• **SET TASK**: Examine the material below. Gather every line in which the string "location" appears.

• **Data entries**:
※

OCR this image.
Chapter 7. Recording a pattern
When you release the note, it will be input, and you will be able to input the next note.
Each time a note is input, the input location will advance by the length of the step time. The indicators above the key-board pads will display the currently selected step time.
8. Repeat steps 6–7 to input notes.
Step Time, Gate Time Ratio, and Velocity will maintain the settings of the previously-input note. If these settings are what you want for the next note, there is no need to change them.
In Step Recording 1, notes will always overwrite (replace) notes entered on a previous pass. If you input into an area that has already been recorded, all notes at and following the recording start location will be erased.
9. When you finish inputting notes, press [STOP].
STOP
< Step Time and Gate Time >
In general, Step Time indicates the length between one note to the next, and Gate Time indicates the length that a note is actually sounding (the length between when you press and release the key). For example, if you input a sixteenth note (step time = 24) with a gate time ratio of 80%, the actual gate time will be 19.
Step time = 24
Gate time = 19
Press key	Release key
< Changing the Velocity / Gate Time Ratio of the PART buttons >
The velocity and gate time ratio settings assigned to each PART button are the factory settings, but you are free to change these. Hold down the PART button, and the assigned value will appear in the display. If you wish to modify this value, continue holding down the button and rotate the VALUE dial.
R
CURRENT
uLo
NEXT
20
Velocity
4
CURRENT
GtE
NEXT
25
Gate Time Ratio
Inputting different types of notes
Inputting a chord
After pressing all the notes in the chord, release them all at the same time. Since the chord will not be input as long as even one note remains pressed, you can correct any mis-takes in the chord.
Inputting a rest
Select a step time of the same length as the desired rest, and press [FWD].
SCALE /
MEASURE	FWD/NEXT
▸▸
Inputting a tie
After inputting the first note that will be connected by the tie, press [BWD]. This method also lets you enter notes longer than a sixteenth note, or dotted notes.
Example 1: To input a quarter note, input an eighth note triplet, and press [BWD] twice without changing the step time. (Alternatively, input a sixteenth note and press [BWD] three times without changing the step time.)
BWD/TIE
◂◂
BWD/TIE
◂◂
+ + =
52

※

• **COMPLETED EXERCISE**:
Each time a note is input, the input location will advance by the length of the step time. The indicators above the key-board pads will display the currently selected step time.
In Step Recording 1, notes will always overwrite (replace) notes entered on a previous pass. If you input into an area that has already been recorded, all notes at and following the recording start location will be erased.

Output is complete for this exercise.